- _What to work on_: Collect the lines of the entries where "period" shows up.

═════ Data rows ═════

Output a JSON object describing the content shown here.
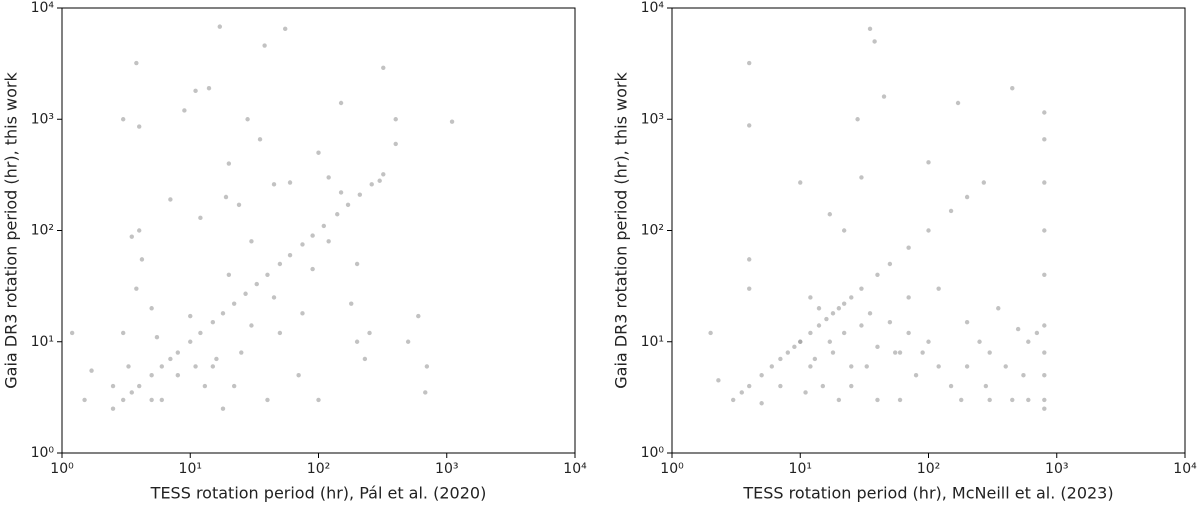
{
  "chart_data": [
    {
      "type": "scatter",
      "log": true,
      "color": "#999999",
      "xlabel": "TESS rotation period (hr), Pál et al. (2020)",
      "ylabel": "Gaia DR3 rotation period (hr), this work",
      "xlim": [
        1,
        10000
      ],
      "ylim": [
        1,
        10000
      ],
      "xticks": [
        {
          "value": 1,
          "label": "10⁰"
        },
        {
          "value": 10,
          "label": "10¹"
        },
        {
          "value": 100,
          "label": "10²"
        },
        {
          "value": 1000,
          "label": "10³"
        },
        {
          "value": 10000,
          "label": "10⁴"
        }
      ],
      "yticks": [
        {
          "value": 1,
          "label": "10⁰"
        },
        {
          "value": 10,
          "label": "10¹"
        },
        {
          "value": 100,
          "label": "10²"
        },
        {
          "value": 1000,
          "label": "10³"
        },
        {
          "value": 10000,
          "label": "10⁴"
        }
      ],
      "x": [
        2.5,
        3,
        3.5,
        4,
        5,
        6,
        7,
        8,
        10,
        12,
        15,
        18,
        22,
        27,
        33,
        40,
        50,
        60,
        75,
        90,
        110,
        140,
        170,
        210,
        260,
        320,
        1.2,
        1.5,
        1.7,
        2.5,
        3,
        3.3,
        3.5,
        3.8,
        3.8,
        3,
        4,
        4,
        4.2,
        5,
        6,
        7,
        9,
        11,
        14,
        17,
        12,
        15,
        19,
        20,
        22,
        24,
        28,
        30,
        35,
        38,
        45,
        55,
        60,
        75,
        100,
        120,
        150,
        180,
        200,
        230,
        320,
        400,
        500,
        600,
        700,
        680,
        1100,
        40,
        50,
        30,
        25,
        13,
        10,
        8,
        18,
        100,
        70,
        200,
        150,
        120,
        90,
        45,
        20,
        16,
        11,
        5,
        5.5,
        400,
        300,
        250
      ],
      "y": [
        2.5,
        3,
        3.5,
        4,
        5,
        6,
        7,
        8,
        10,
        12,
        15,
        18,
        22,
        27,
        33,
        40,
        50,
        60,
        75,
        90,
        110,
        140,
        170,
        210,
        260,
        320,
        12,
        3,
        5.5,
        4,
        12,
        6,
        88,
        30,
        3200,
        1000,
        860,
        100,
        55,
        3,
        3,
        190,
        1200,
        1800,
        1900,
        6800,
        130,
        6,
        200,
        400,
        4,
        170,
        1000,
        80,
        660,
        4600,
        260,
        6500,
        270,
        18,
        500,
        80,
        1400,
        22,
        10,
        7,
        2900,
        1000,
        10,
        17,
        6,
        3.5,
        950,
        3,
        12,
        14,
        8,
        4,
        17,
        5,
        2.5,
        3,
        5,
        50,
        220,
        300,
        45,
        25,
        40,
        7,
        6,
        20,
        11,
        600,
        280,
        12
      ]
    },
    {
      "type": "scatter",
      "log": true,
      "color": "#999999",
      "xlabel": "TESS rotation period (hr), McNeill et al. (2023)",
      "ylabel": "Gaia DR3 rotation period (hr), this work",
      "xlim": [
        1,
        10000
      ],
      "ylim": [
        1,
        10000
      ],
      "xticks": [
        {
          "value": 1,
          "label": "10⁰"
        },
        {
          "value": 10,
          "label": "10¹"
        },
        {
          "value": 100,
          "label": "10²"
        },
        {
          "value": 1000,
          "label": "10³"
        },
        {
          "value": 10000,
          "label": "10⁴"
        }
      ],
      "yticks": [
        {
          "value": 1,
          "label": "10⁰"
        },
        {
          "value": 10,
          "label": "10¹"
        },
        {
          "value": 100,
          "label": "10²"
        },
        {
          "value": 1000,
          "label": "10³"
        },
        {
          "value": 10000,
          "label": "10⁴"
        }
      ],
      "x": [
        3,
        3.5,
        4,
        5,
        6,
        7,
        8,
        9,
        10,
        12,
        14,
        16,
        18,
        20,
        22,
        25,
        30,
        40,
        50,
        70,
        100,
        150,
        200,
        270,
        2,
        2.3,
        4,
        4,
        4,
        4,
        5,
        7,
        10,
        10,
        12,
        14,
        15,
        17,
        18,
        20,
        22,
        25,
        28,
        30,
        33,
        35,
        38,
        40,
        45,
        50,
        55,
        60,
        70,
        80,
        100,
        100,
        120,
        150,
        170,
        180,
        200,
        250,
        280,
        300,
        350,
        400,
        450,
        500,
        600,
        800,
        800,
        800,
        800,
        800,
        800,
        800,
        800,
        800,
        800,
        700,
        600,
        550,
        450,
        300,
        90,
        70,
        40,
        30,
        22,
        17,
        13,
        12,
        11,
        25,
        35,
        60,
        120,
        200
      ],
      "y": [
        3,
        3.5,
        4,
        5,
        6,
        7,
        8,
        9,
        10,
        12,
        14,
        16,
        18,
        20,
        22,
        25,
        30,
        40,
        50,
        70,
        100,
        150,
        200,
        270,
        12,
        4.5,
        3200,
        880,
        55,
        30,
        2.8,
        4,
        270,
        10,
        6,
        20,
        4,
        140,
        8,
        3,
        100,
        4,
        1000,
        300,
        6,
        6500,
        5000,
        3,
        1600,
        15,
        8,
        3,
        25,
        5,
        410,
        10,
        30,
        4,
        1400,
        3,
        15,
        10,
        4,
        3,
        20,
        6,
        1900,
        13,
        3,
        1150,
        660,
        270,
        100,
        40,
        14,
        8,
        5,
        3,
        2.5,
        12,
        10,
        5,
        3,
        8,
        8,
        12,
        9,
        14,
        12,
        10,
        7,
        25,
        3.5,
        6,
        18,
        8,
        6,
        6
      ]
    }
  ]
}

═════

- _Task output_:
      "xlabel": "TESS rotation period (hr), Pál et al. (2020)",
      "ylabel": "Gaia DR3 rotation period (hr), this work",
      "xlabel": "TESS rotation period (hr), McNeill et al. (2023)",
      "ylabel": "Gaia DR3 rotation period (hr), this work",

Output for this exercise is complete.